* **Page extract**:

__________

One of the very last Rivett lathes:
a 1030F built when the company was a subsidiary of Leland-Gifford Co
Massively built and enormously strong, the rounded headstock casting had, to ensure minimum weakening of the structure, the smallest possible inspection hatch in the top. It contained gears that were all machined from heat-treated alloy steel and either shaved or ground finished. The 1.25" bore main spindle carried an American Long Taper Key-drive nose, size L0 (a D-1 4" Camlock was optional) had no sliding gears and was supported by a centre bearing designed to reduce flex under heavy loads; it ran in super-precision ball races, a double-row preloaded set at the front, a single row at the rear and a single-row bearing in the centre. The layshaft sliding gears moved on six-tooth involute splined shafts and were supported in either ball or roller races. Rivett was justly proud of their finely engineered headstock and prepared a special display model, taken to machine-tool exhibitions around the country, to explain how it worked. Collets could be fitted either directly into the headstock spindle - in which case the maximum in-bore capacity was 11/8" or a though capacity of 1" (limited by the drawtube) or in a "draw-in" collet chuck by Sjorgen or a Jacobs "Rubber-flex" unit with, in both cases, a maximum pass-through capacity of 13/8". A rev. counter was built into the head - an indispensable aid when using a variable-speed lathe.

__________

* **Actions to take**:
1. Decide whether each statement agrees with the Rivett lathe description, answering yes or no and quoting the words that settle it: (a) the headstock gears were machined from heat-treated alloy steel; (b) the main spindle carried sliding gears; (c) the rear spindle bearing was a double-row preloaded set.
2. According to the Rivett lathe description, what did Rivett prepare to explain how its headstock worked?
3. Pick up the Rivett lathe description after its final sentence and carry it on.
The entries that come after this point are not needed.

__________

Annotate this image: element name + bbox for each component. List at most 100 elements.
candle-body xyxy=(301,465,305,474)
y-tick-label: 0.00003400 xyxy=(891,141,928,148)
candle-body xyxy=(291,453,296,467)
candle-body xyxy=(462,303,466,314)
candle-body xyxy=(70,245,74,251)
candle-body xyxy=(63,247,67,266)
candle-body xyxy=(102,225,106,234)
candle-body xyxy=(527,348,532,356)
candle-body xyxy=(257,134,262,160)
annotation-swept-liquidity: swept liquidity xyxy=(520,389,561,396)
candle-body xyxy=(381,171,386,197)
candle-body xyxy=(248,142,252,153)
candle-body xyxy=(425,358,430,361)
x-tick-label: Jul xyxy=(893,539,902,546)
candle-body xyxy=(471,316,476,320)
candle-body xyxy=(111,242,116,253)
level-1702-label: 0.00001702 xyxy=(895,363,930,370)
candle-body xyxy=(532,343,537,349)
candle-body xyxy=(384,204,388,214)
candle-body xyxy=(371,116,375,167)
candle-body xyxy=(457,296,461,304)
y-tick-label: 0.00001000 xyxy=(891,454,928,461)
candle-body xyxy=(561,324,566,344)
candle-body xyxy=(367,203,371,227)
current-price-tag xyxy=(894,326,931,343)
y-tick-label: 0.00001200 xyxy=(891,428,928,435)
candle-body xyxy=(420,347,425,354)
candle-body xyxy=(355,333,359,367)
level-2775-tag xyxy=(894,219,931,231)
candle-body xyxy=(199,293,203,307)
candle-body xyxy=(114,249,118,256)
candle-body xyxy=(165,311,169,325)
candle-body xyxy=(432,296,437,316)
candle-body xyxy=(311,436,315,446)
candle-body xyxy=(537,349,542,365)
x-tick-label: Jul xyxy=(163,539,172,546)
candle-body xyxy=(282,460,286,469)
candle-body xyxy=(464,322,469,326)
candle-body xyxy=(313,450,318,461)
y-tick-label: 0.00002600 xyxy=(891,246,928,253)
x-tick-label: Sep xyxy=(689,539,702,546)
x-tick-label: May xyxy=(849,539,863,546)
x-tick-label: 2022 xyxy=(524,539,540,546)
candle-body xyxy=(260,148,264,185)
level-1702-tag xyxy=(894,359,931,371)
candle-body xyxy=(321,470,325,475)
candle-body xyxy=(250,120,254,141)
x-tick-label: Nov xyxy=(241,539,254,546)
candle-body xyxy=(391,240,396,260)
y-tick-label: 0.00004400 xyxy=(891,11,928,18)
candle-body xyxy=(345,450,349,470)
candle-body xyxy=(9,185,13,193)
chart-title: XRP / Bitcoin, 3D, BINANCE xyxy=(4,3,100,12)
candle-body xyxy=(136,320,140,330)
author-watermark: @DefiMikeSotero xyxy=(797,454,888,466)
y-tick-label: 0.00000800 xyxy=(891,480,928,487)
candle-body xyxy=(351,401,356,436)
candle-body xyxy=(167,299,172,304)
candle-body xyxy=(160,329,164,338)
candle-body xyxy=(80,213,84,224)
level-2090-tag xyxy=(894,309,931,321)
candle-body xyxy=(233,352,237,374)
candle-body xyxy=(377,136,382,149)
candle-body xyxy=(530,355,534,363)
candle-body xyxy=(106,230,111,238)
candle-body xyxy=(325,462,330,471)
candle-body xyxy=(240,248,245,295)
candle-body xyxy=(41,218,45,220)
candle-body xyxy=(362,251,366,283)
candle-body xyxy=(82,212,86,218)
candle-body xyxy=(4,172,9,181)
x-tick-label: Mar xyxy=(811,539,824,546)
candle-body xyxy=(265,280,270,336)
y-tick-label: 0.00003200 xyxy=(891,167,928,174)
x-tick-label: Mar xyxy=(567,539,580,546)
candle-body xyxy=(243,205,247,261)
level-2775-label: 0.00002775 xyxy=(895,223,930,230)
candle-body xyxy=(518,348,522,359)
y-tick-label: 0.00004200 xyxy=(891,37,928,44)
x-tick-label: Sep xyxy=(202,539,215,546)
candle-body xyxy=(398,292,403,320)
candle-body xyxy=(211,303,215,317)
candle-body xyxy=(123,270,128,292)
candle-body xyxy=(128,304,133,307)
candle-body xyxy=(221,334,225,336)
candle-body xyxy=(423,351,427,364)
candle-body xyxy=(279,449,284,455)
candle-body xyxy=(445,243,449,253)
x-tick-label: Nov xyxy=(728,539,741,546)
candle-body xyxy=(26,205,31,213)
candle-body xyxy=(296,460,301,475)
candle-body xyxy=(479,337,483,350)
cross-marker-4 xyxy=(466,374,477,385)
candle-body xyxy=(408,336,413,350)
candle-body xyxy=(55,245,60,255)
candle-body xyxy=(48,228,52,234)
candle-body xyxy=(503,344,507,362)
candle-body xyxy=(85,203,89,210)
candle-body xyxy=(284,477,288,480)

__________

* **Written responses**:
1.
(a) Yes: "It contained gears that were all machined from heat-treated alloy steel"
(b) No: "had no sliding gears"
(c) No: "a double-row preloaded set at the front, a single row at the rear"

2. A special display model, taken to machine-tool exhibitions around the country.

3.
Like that used on the Monarch 10EE Toolroom lathe, the screwcutting gearbox used selector knobs on each side of a central turn-push-pull selector. The box, built as a complete, independent unit, could be slid out of its housing in the bottom section of the headstock for servicing or repair. The unit contained an oil sump, fitted with a sight-glass level indicator, from which the gears and bearing were lubricated by splash whilst the idler gears, on the external drive, ran in grease sealed bearings. All the gears associated with the box were manufactured from heat-treated alloy steel - and either ground or shaved according to their particular function - whilst the shafts carrying the sliding gears were of the six-tooth involute splined type. A total of 72 rates of feed and 84 threads were available including, so the makers claimed, " …every world standard from 2 to 240 t.p.i." The actual range was: 2, 21/4, 23/8, 21/2, 23/4, 27/8, 3, 31/8, 31/4, 33/8, 31/2, 33/4, 4, 41/2, 43/4, 5, 51/2, 53/4, 6, 61/4, 61/2, 63/4, 7, 71/2, 8, 9, 91/2, 10, 11, 111/2, 12, 121/2, 13, 131/2, 14, 15, 16, 18, 19, 20, 22, 23, 24, 25, 26, 27, 28, 30, 32, 36, 38, 40, 44, 46, 48, 50, 52, 54, 56, 60, 64, 72, 76, 80, 88, 92, 96, 100, 104, 108, 112 and 1 20. In addition, by setting the lever under the rev. counter to "Feed" (which doubled the pitch of the previous twelve threads) the following pitches could be obtained: 128, 144, 152, 160, 176, 184, 192, 200, 208, 216, 224 and 240 t.p.i. A range of metric and other pitches could be obtained by employing different external pick-off gears on the drive from headstock to gearbox.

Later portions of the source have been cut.